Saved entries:

---*---

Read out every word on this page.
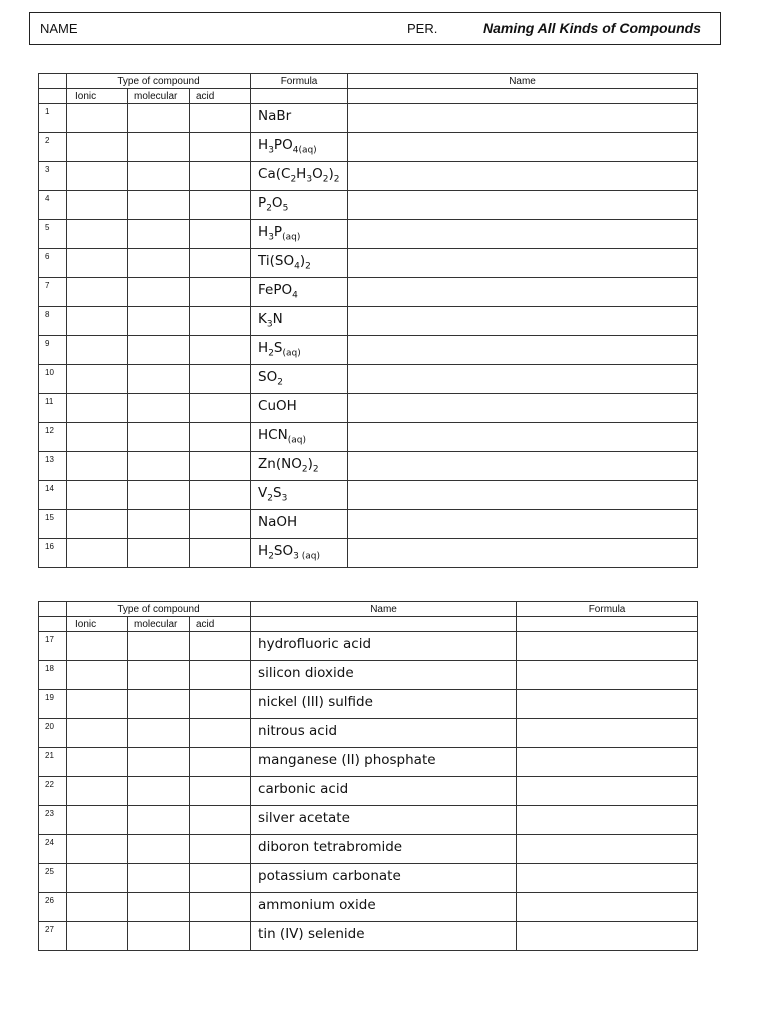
NAME	PER.	Naming All Kinds of Compounds
	Type of compound			Formula	Name
	Ionic	molecular	acid		
1				NaBr	
2				$H_3PO_{4(aq)}$	
3				$Ca(C_2H_3O_2)_2$	
4				$P_2O_5$	
5				$H_3P_{(aq)}$	
6				$Ti(SO_4)_2$	
7				FePO$_4$	
8				$K_3N$	
9				$H_2S_{(aq)}$	
10				$SO_2$	
11				CuOH	
12				$HCN_{(aq)}$	
13				$Zn(NO_2)_2$	
14				$V_2S_3$	
15				NaOH	
16				$H_2SO_3$ $_{(aq)}$	
	Type of compound			Name	Formula
	Ionic	molecular	acid		
17				hydrofluoric acid	
18				silicon dioxide	
19				nickel (III) sulfide	
20				nitrous acid	
21				manganese (II) phosphate	
22				carbonic acid	
23				silver acetate	
24				diboron tetrabromide	
25				potassium carbonate	
26				ammonium oxide	
27				tin (IV) selenide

---*---

Omit any images, then output the listing exactly.

Read out every word on this page.
NAME	PER.	Naming All Kinds of Compounds
	Type of compound			Formula	Name
	Ionic	molecular	acid		
1				NaBr	
2				$H_3PO_{4(aq)}$	
3				$Ca(C_2H_3O_2)_2$	
4				$P_2O_5$	
5				$H_3P_{(aq)}$	
6				$Ti(SO_4)_2$	
7				FePO$_4$	
8				$K_3N$	
9				$H_2S_{(aq)}$	
10				$SO_2$	
11				CuOH	
12				$HCN_{(aq)}$	
13				$Zn(NO_2)_2$	
14				$V_2S_3$	
15				NaOH	
16				$H_2SO_3$ $_{(aq)}$	
	Type of compound			Name	Formula
	Ionic	molecular	acid		
17				hydrofluoric acid	
18				silicon dioxide	
19				nickel (III) sulfide	
20				nitrous acid	
21				manganese (II) phosphate	
22				carbonic acid	
23				silver acetate	
24				diboron tetrabromide	
25				potassium carbonate	
26				ammonium oxide	
27				tin (IV) selenide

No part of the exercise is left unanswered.